--- begin SELECTED EXCERPT ---

The Process of Bankruptcy St. Charles County
“Bankruptcy Is The Process Of Using The Law To Modify The Rights of Your Creditors.”
Guss Markwell is a St. Charles Bankruptcy Lawyer, Practicing in the areas of Chapter 7 and Chapter 13, Debt Lawsuits and FDCPA Claims.
Currently, there are several different types of bankruptcy. These different types of bankruptcy are known as “Chapters.” Most individuals either file Chapter 7 or 13. The following information is designed to assist you in determining whether you should file bankruptcy. A person who files bankruptcy is referred to as the “debtor.” Bankruptcy is derived from what was formally referred to as “The Bankruptcy Code”. The most current version of which is called the “Bankruptcy Abuse Prevention and Consumer Protection Act” (BAPCPA), most recently updated in 2005.
Bankruptcy Process in St. Charles Explained
STEP 1 – Gathering the Essential Information. Perhaps one of the most tedious task in Bankruptcy is gathering the required information. This takes a significant effort on your part. I will provide you with the guidance and forms which will assist you in gathering such.
STEP 2 – Preparation of the Bankruptcy Petition. Once you have provided me with the essential information, I will prepare your bankruptcy Petition. This process usually takes a few weeks, though can be completed quicker if necessary. During this time, it may be essential to meet with you, in order to properly prepare, and protect what can be protected in regard to your property.
STEP 3 – Filing the Petition. I will file you Bankruptcy Petition electronically. At this point, you will be provided with your case number, a copy of the filed Petition, notice of the 341 Creditors Meeting, and information about additional documentation that will need to be provide to the trustee. Commonly called “4002 documents” after the section in the bankruptcy code, there documents will need to be provided to my office well in advance of the 341 Meeting.
STEP 4 – The 341 Meeting. This is where the type of bankruptcy determines the next step. Below, you will find additional information about the various types of bankruptcy and issues involved.
TYPES OF BANKRUPTCY.
There are five bankruptcy Chapters. The types of bankruptcy are: 1) Chapter 7, “Liquidation”; 2) Chapter 9, “Municipal Bankruptcy”; 3) Chapter 11, “Reorganization”; 4) Chapter 12 “Farmer Bankruptcy”; and 5) Chapter 13, “Adjustment of Debts of Individuals with Regular Income”. Chapters 9, 11, and 12 apply to very few debtors and are not discussed further.
Chapter 7 – The “Fresh Start Bankruptcy in St. Charles”
Individuals who have not received a bankruptcy discharge within the last 8 years and corporations may file under this Chapter. All non-exempt assets are sold by the trustee and the proceeds are distributed to creditors. However, it is rare for a debtor to have any non-exempt assets that are sold. The available exemptions will be discussed below.
Passing The Means Test. An individual or couple must enter their income and allowable expenses in an elaborate formula that will indicate whether they have the ability to repay a significant portion of their debt. An individual or couple may not qualify for Chapter 7 if they have the ability to repay a significant portion of their debt. I will have you provide the necessary information to advise you as to whether you pass the means test. This will include all your paystubs for the 6 months preceding the bankruptcy.
Looking for Substantial abuse. Upon completion of your case the court will issue a “Discharge Order.” You do not have to pay debts that are discharged in your bankruptcy. Your case could be dismissed and no discharge granted if the court determines that granting you a discharge would be a “substantial abuse” of the bankruptcy laws.

--- end SELECTED EXCERPT ---
--- begin DATA SHOWN ---

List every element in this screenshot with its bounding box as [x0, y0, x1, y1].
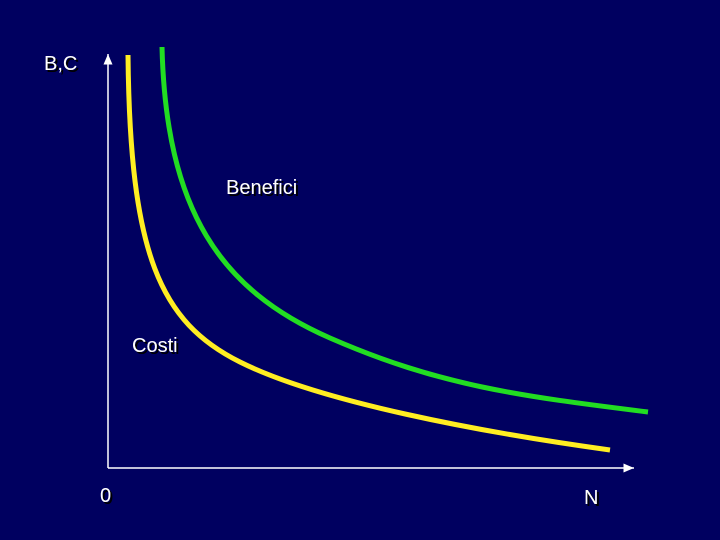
y-axis-label: B,C	[44, 53, 77, 75]
x-axis-label: N	[584, 487, 598, 509]
curve-label: Costi	[132, 335, 178, 357]
costs-curve	[125, 54, 611, 453]
benefits-curve	[159, 46, 649, 415]
origin-label: 0	[100, 485, 111, 507]
curve-label: Benefici	[226, 177, 297, 199]
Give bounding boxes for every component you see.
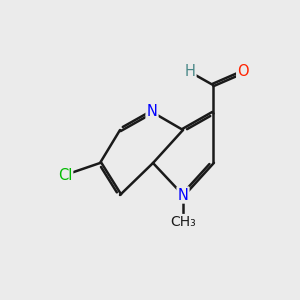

--- end DATA SHOWN ---

§ **REQUIRED ACTIONS**:
A - What does the bankruptcy page call the most current version of the Bankruptcy Code?
B - Please extend the bankruptcy page by continuing it from its last sentence.
The data is separate material with no connection to the bankruptcy page.

§ **ANSWERS PER TASK**:
A - The "Bankruptcy Abuse Prevention and Consumer Protection Act" (BAPCPA).

B -
Secured debts. Generally you must reaffirm, redeem or surrender the personal property if there is a lien (security interest). You must file a statement of your intention to reaffirm, redeem or surrender with the court. Within 30 days of the meeting of creditors, you must perform the stated intention.. The law is unclear as to what happens if you do not comply with your stated intent. Some creditors have interpreted the law as giving them the right to repossess the property.
“To Reaffirm or Not to Reaffirm, That is the Question” – Reaffirmation Agreements
A reaffirmation agreement is a legally enforceable agreement to repay all or a portion of a debt. In order for the agreement to be valid the creditor must sign the agreement as well as either your attorney or the Judge. This is a situation where Congress has substituted my judgment for your judgment. I will not sign the reaffirmation agreement unless I believe that reaffirming the debt is in your best interest and you can afford to repay the debt. Once all parties have signed the agreement it must be filed with the court prior to the deadline issued by the Court.
A creditor that has a debt secured by an interest in real property (e.g., a house) cannot foreclose on the property simply because you chose not to reaffirm the debt. However, the creditor may elect not to send you statements and may choose not to report payments to credit reporting agencies. I discourage my clients from reaffirming on home loans. However, reaffirming a loan secured by your house may make it easier to reestablish your credit, pursue a loan modification, or simply communicate with your bank. Therefore, some clients elect to pursue a reaffirmation agreement on a home loan.
A creditor that has a debt secured by an interest in personal property (e.g., a car) may repossess the property if you have not entered into a reaffirmation agreement or redeemed the property within 30 days of your creditors meeting.
In order for the reaffirmation agreement to be valid either your attorney or the judge has to approve it. If I, as your attorney, am approving the reaffirmation agreement I must sign a declaration that I believe that the agreement does not impose an undue hardship on you or your dependents. I will not sign the reaffirmation agreement if your budget does not support the position that you can afford the payments, or if the interest rate is unreasonable or if the value of the property is significantly less than the amount owed on the debt.
Once you have gone through this process the creditor cannot repossess the property unless you are in default on your contract (e.g., behind on the payments or don’t have insurance). Debtors who timely offer to enter into reaffirmation agreements and are not in default on the loan may keep their cars even if the bankruptcy court does not approve the reaffirmation agreement.
Redemption – Pay the creditor the fair market value of the property in a lump sum during the bankruptcy. There are lenders who may offer to loan you the money to pay off the fair market value of the vehicle. This may make sense if you owe more than the vehicle is worth and already have a high interest rate.
Surrendering Sucured Property – This means you return the property to the lender.
Keeping the property and continuing to make payments – I generally discourage my clients from reaffirming debt secured by real property. I recommend you just continue to make the payments if you want to keep the property. Your lender may choose to not send you statements or coupon books and may not provide the information to credit reporting agencies. Also, you may not qualify for loan modification programs if you have not reaffirmed the debt.
The Loan Modification – “Modification Smodification”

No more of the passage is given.